— WHAT THE EXERCISE ASKS —
Return each entry exactly, omitting nothing.
··· ENTRIES PROVIDED
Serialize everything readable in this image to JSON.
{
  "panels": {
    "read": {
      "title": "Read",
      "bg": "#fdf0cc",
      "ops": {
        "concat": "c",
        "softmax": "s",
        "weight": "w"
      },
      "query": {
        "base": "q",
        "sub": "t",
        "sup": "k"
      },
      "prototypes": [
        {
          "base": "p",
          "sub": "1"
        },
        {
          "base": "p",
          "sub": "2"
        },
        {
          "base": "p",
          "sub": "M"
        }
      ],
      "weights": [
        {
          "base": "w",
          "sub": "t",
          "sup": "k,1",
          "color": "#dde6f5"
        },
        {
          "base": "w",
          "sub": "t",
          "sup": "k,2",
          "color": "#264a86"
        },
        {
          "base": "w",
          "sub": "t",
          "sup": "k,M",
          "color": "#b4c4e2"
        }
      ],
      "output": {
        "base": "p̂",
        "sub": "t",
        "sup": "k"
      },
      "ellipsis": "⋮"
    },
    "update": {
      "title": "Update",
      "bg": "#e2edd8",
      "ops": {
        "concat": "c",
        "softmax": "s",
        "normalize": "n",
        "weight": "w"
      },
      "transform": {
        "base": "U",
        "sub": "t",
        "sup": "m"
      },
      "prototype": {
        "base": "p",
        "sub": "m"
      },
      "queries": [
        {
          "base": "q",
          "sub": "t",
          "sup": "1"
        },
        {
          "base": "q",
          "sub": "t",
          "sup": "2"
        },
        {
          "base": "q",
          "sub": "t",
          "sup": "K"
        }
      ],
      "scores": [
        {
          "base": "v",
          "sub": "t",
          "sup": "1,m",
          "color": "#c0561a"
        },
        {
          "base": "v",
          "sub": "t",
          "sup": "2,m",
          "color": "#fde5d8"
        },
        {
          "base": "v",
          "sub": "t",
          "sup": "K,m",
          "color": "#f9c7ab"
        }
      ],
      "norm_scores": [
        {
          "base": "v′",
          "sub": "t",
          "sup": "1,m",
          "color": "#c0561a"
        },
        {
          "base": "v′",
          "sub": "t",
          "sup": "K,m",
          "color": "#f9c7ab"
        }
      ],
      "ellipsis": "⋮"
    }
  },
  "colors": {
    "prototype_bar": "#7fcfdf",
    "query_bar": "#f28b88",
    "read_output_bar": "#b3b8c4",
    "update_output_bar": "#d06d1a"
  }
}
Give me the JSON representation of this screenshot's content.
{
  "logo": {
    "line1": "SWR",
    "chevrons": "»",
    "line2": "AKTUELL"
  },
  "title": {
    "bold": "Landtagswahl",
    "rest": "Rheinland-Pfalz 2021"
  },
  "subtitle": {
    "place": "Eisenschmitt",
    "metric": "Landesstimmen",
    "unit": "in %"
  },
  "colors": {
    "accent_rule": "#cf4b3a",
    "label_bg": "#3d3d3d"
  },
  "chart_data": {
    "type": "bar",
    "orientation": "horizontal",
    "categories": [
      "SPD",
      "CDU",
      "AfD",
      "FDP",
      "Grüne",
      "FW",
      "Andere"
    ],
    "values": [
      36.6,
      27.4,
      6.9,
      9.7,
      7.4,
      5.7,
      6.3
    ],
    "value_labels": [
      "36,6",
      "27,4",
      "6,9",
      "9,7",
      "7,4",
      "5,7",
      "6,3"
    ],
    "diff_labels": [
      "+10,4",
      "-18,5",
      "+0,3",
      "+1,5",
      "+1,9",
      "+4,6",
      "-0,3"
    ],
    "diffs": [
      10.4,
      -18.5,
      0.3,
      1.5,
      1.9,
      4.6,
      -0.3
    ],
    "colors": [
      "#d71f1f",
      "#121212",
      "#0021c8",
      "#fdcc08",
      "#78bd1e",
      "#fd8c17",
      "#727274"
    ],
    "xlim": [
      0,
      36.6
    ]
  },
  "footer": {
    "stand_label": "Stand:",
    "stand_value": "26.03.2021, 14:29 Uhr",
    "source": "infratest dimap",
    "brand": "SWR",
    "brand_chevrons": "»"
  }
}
······
— SOLUTION FOR THIS TASK —
Serialize everything readable in this image to JSON.
{
  "panels": {
    "read": {
      "title": "Read",
      "bg": "#fdf0cc",
      "ops": {
        "concat": "c",
        "softmax": "s",
        "weight": "w"
      },
      "query": {
        "base": "q",
        "sub": "t",
        "sup": "k"
      },
      "prototypes": [
        {
          "base": "p",
          "sub": "1"
        },
        {
          "base": "p",
          "sub": "2"
        },
        {
          "base": "p",
          "sub": "M"
        }
      ],
      "weights": [
        {
          "base": "w",
          "sub": "t",
          "sup": "k,1",
          "color": "#dde6f5"
        },
        {
          "base": "w",
          "sub": "t",
          "sup": "k,2",
          "color": "#264a86"
        },
        {
          "base": "w",
          "sub": "t",
          "sup": "k,M",
          "color": "#b4c4e2"
        }
      ],
      "output": {
        "base": "p̂",
        "sub": "t",
        "sup": "k"
      },
      "ellipsis": "⋮"
    },
    "update": {
      "title": "Update",
      "bg": "#e2edd8",
      "ops": {
        "concat": "c",
        "softmax": "s",
        "normalize": "n",
        "weight": "w"
      },
      "transform": {
        "base": "U",
        "sub": "t",
        "sup": "m"
      },
      "prototype": {
        "base": "p",
        "sub": "m"
      },
      "queries": [
        {
          "base": "q",
          "sub": "t",
          "sup": "1"
        },
        {
          "base": "q",
          "sub": "t",
          "sup": "2"
        },
        {
          "base": "q",
          "sub": "t",
          "sup": "K"
        }
      ],
      "scores": [
        {
          "base": "v",
          "sub": "t",
          "sup": "1,m",
          "color": "#c0561a"
        },
        {
          "base": "v",
          "sub": "t",
          "sup": "2,m",
          "color": "#fde5d8"
        },
        {
          "base": "v",
          "sub": "t",
          "sup": "K,m",
          "color": "#f9c7ab"
        }
      ],
      "norm_scores": [
        {
          "base": "v′",
          "sub": "t",
          "sup": "1,m",
          "color": "#c0561a"
        },
        {
          "base": "v′",
          "sub": "t",
          "sup": "K,m",
          "color": "#f9c7ab"
        }
      ],
      "ellipsis": "⋮"
    }
  },
  "colors": {
    "prototype_bar": "#7fcfdf",
    "query_bar": "#f28b88",
    "read_output_bar": "#b3b8c4",
    "update_output_bar": "#d06d1a"
  }
}
Give me the JSON representation of this screenshot's content.
{
  "logo": {
    "line1": "SWR",
    "chevrons": "»",
    "line2": "AKTUELL"
  },
  "title": {
    "bold": "Landtagswahl",
    "rest": "Rheinland-Pfalz 2021"
  },
  "subtitle": {
    "place": "Eisenschmitt",
    "metric": "Landesstimmen",
    "unit": "in %"
  },
  "colors": {
    "accent_rule": "#cf4b3a",
    "label_bg": "#3d3d3d"
  },
  "chart_data": {
    "type": "bar",
    "orientation": "horizontal",
    "categories": [
      "SPD",
      "CDU",
      "AfD",
      "FDP",
      "Grüne",
      "FW",
      "Andere"
    ],
    "values": [
      36.6,
      27.4,
      6.9,
      9.7,
      7.4,
      5.7,
      6.3
    ],
    "value_labels": [
      "36,6",
      "27,4",
      "6,9",
      "9,7",
      "7,4",
      "5,7",
      "6,3"
    ],
    "diff_labels": [
      "+10,4",
      "-18,5",
      "+0,3",
      "+1,5",
      "+1,9",
      "+4,6",
      "-0,3"
    ],
    "diffs": [
      10.4,
      -18.5,
      0.3,
      1.5,
      1.9,
      4.6,
      -0.3
    ],
    "colors": [
      "#d71f1f",
      "#121212",
      "#0021c8",
      "#fdcc08",
      "#78bd1e",
      "#fd8c17",
      "#727274"
    ],
    "xlim": [
      0,
      36.6
    ]
  },
  "footer": {
    "stand_label": "Stand:",
    "stand_value": "26.03.2021, 14:29 Uhr",
    "source": "infratest dimap",
    "brand": "SWR",
    "brand_chevrons": "»"
  }
}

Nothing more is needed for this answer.